**WHAT TO PRODUCE**
Take the records underneath and set them down exactly.

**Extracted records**
::::::
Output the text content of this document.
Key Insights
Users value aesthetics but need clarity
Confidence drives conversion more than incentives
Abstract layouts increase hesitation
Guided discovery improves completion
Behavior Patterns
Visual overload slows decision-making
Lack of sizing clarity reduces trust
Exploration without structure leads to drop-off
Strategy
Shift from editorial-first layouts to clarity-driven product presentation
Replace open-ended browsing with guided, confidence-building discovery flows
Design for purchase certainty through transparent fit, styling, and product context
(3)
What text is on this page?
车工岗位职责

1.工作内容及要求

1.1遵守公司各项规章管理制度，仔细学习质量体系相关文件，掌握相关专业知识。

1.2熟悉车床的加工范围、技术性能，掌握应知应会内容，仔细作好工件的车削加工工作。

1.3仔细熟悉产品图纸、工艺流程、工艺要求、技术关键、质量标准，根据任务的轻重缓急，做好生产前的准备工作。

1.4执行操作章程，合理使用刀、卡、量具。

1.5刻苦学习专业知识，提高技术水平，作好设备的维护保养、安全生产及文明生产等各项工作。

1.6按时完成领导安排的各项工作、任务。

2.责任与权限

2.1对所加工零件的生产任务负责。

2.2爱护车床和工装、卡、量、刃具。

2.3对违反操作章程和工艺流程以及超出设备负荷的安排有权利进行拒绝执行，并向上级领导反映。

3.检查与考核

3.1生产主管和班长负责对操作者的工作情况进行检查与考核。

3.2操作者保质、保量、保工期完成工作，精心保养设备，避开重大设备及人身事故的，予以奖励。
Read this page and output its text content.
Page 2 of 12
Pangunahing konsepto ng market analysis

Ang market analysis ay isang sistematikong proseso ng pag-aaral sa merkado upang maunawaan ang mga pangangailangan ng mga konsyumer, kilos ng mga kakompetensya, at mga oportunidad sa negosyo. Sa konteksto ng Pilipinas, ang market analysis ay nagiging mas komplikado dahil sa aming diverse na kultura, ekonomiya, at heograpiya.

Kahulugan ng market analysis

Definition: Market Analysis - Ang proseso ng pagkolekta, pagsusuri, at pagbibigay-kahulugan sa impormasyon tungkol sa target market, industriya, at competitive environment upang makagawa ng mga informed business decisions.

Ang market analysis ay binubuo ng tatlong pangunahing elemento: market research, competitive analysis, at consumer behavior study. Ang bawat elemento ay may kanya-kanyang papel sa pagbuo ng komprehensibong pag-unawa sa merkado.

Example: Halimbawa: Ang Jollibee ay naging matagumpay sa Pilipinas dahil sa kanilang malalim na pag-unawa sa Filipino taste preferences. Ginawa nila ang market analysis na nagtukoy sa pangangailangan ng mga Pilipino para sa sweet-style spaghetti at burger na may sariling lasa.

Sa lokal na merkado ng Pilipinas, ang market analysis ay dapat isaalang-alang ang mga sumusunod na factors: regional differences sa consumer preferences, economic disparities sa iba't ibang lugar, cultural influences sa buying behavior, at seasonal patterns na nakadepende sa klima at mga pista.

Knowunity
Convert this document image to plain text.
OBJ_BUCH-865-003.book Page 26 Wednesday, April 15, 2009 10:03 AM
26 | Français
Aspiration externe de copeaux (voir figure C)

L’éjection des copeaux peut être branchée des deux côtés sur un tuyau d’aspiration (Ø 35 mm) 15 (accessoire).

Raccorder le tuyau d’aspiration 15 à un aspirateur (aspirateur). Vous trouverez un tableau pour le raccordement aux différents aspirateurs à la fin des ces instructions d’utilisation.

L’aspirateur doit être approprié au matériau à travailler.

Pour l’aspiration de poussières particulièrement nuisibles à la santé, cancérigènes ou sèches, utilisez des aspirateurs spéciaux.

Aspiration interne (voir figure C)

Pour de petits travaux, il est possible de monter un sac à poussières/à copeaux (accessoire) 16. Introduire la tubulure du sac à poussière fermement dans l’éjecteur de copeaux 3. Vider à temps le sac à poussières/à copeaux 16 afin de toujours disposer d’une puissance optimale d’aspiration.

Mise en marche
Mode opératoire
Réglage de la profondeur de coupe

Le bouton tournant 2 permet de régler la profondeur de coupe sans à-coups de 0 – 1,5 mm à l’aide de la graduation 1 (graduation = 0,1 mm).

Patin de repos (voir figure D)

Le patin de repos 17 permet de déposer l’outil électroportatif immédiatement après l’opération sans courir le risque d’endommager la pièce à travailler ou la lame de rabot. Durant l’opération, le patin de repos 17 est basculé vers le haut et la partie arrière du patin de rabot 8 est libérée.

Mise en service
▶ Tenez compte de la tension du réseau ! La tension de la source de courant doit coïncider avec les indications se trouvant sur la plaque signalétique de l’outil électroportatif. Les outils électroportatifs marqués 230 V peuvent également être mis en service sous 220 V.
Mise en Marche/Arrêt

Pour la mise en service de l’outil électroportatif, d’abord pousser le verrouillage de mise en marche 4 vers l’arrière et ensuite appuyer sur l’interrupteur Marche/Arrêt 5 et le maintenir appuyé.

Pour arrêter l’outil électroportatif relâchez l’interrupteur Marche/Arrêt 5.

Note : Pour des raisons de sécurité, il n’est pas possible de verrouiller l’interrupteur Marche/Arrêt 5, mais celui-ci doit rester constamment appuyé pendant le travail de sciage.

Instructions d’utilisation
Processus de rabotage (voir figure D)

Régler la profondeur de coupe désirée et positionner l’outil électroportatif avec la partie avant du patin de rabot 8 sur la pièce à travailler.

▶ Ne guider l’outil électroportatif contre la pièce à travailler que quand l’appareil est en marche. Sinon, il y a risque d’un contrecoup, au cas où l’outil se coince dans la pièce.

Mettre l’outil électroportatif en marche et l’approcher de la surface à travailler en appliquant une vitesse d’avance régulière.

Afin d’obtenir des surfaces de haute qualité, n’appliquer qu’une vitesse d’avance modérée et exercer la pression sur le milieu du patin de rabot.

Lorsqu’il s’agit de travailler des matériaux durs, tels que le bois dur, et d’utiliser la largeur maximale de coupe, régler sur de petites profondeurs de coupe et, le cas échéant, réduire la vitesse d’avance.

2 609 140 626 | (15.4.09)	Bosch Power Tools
::::::
**EXERCISE SOLUTION**
Output the text content of this document.
Key Insights
Users value aesthetics but need clarity
Confidence drives conversion more than incentives
Abstract layouts increase hesitation
Guided discovery improves completion
Behavior Patterns
Visual overload slows decision-making
Lack of sizing clarity reduces trust
Exploration without structure leads to drop-off
Strategy
Shift from editorial-first layouts to clarity-driven product presentation
Replace open-ended browsing with guided, confidence-building discovery flows
Design for purchase certainty through transparent fit, styling, and product context
(3)
What text is on this page?
车工岗位职责

1.工作内容及要求

1.1遵守公司各项规章管理制度，仔细学习质量体系相关文件，掌握相关专业知识。

1.2熟悉车床的加工范围、技术性能，掌握应知应会内容，仔细作好工件的车削加工工作。

1.3仔细熟悉产品图纸、工艺流程、工艺要求、技术关键、质量标准，根据任务的轻重缓急，做好生产前的准备工作。

1.4执行操作章程，合理使用刀、卡、量具。

1.5刻苦学习专业知识，提高技术水平，作好设备的维护保养、安全生产及文明生产等各项工作。

1.6按时完成领导安排的各项工作、任务。

2.责任与权限

2.1对所加工零件的生产任务负责。

2.2爱护车床和工装、卡、量、刃具。

2.3对违反操作章程和工艺流程以及超出设备负荷的安排有权利进行拒绝执行，并向上级领导反映。

3.检查与考核

3.1生产主管和班长负责对操作者的工作情况进行检查与考核。

3.2操作者保质、保量、保工期完成工作，精心保养设备，避开重大设备及人身事故的，予以奖励。
Read this page and output its text content.
Page 2 of 12
Pangunahing konsepto ng market analysis

Ang market analysis ay isang sistematikong proseso ng pag-aaral sa merkado upang maunawaan ang mga pangangailangan ng mga konsyumer, kilos ng mga kakompetensya, at mga oportunidad sa negosyo. Sa konteksto ng Pilipinas, ang market analysis ay nagiging mas komplikado dahil sa aming diverse na kultura, ekonomiya, at heograpiya.

Kahulugan ng market analysis

Definition: Market Analysis - Ang proseso ng pagkolekta, pagsusuri, at pagbibigay-kahulugan sa impormasyon tungkol sa target market, industriya, at competitive environment upang makagawa ng mga informed business decisions.

Ang market analysis ay binubuo ng tatlong pangunahing elemento: market research, competitive analysis, at consumer behavior study. Ang bawat elemento ay may kanya-kanyang papel sa pagbuo ng komprehensibong pag-unawa sa merkado.

Example: Halimbawa: Ang Jollibee ay naging matagumpay sa Pilipinas dahil sa kanilang malalim na pag-unawa sa Filipino taste preferences. Ginawa nila ang market analysis na nagtukoy sa pangangailangan ng mga Pilipino para sa sweet-style spaghetti at burger na may sariling lasa.

Sa lokal na merkado ng Pilipinas, ang market analysis ay dapat isaalang-alang ang mga sumusunod na factors: regional differences sa consumer preferences, economic disparities sa iba't ibang lugar, cultural influences sa buying behavior, at seasonal patterns na nakadepende sa klima at mga pista.

Knowunity
Convert this document image to plain text.
OBJ_BUCH-865-003.book Page 26 Wednesday, April 15, 2009 10:03 AM
26 | Français
Aspiration externe de copeaux (voir figure C)

L’éjection des copeaux peut être branchée des deux côtés sur un tuyau d’aspiration (Ø 35 mm) 15 (accessoire).

Raccorder le tuyau d’aspiration 15 à un aspirateur (aspirateur). Vous trouverez un tableau pour le raccordement aux différents aspirateurs à la fin des ces instructions d’utilisation.

L’aspirateur doit être approprié au matériau à travailler.

Pour l’aspiration de poussières particulièrement nuisibles à la santé, cancérigènes ou sèches, utilisez des aspirateurs spéciaux.

Aspiration interne (voir figure C)

Pour de petits travaux, il est possible de monter un sac à poussières/à copeaux (accessoire) 16. Introduire la tubulure du sac à poussière fermement dans l’éjecteur de copeaux 3. Vider à temps le sac à poussières/à copeaux 16 afin de toujours disposer d’une puissance optimale d’aspiration.

Mise en marche
Mode opératoire
Réglage de la profondeur de coupe

Le bouton tournant 2 permet de régler la profondeur de coupe sans à-coups de 0 – 1,5 mm à l’aide de la graduation 1 (graduation = 0,1 mm).

Patin de repos (voir figure D)

Le patin de repos 17 permet de déposer l’outil électroportatif immédiatement après l’opération sans courir le risque d’endommager la pièce à travailler ou la lame de rabot. Durant l’opération, le patin de repos 17 est basculé vers le haut et la partie arrière du patin de rabot 8 est libérée.

Mise en service
▶ Tenez compte de la tension du réseau ! La tension de la source de courant doit coïncider avec les indications se trouvant sur la plaque signalétique de l’outil électroportatif. Les outils électroportatifs marqués 230 V peuvent également être mis en service sous 220 V.
Mise en Marche/Arrêt

Pour la mise en service de l’outil électroportatif, d’abord pousser le verrouillage de mise en marche 4 vers l’arrière et ensuite appuyer sur l’interrupteur Marche/Arrêt 5 et le maintenir appuyé.

Pour arrêter l’outil électroportatif relâchez l’interrupteur Marche/Arrêt 5.

Note : Pour des raisons de sécurité, il n’est pas possible de verrouiller l’interrupteur Marche/Arrêt 5, mais celui-ci doit rester constamment appuyé pendant le travail de sciage.

Instructions d’utilisation
Processus de rabotage (voir figure D)

Régler la profondeur de coupe désirée et positionner l’outil électroportatif avec la partie avant du patin de rabot 8 sur la pièce à travailler.

▶ Ne guider l’outil électroportatif contre la pièce à travailler que quand l’appareil est en marche. Sinon, il y a risque d’un contrecoup, au cas où l’outil se coince dans la pièce.

Mettre l’outil électroportatif en marche et l’approcher de la surface à travailler en appliquant une vitesse d’avance régulière.

Afin d’obtenir des surfaces de haute qualité, n’appliquer qu’une vitesse d’avance modérée et exercer la pression sur le milieu du patin de rabot.

Lorsqu’il s’agit de travailler des matériaux durs, tels que le bois dur, et d’utiliser la largeur maximale de coupe, régler sur de petites profondeurs de coupe et, le cas échéant, réduire la vitesse d’avance.

2 609 140 626 | (15.4.09)	Bosch Power Tools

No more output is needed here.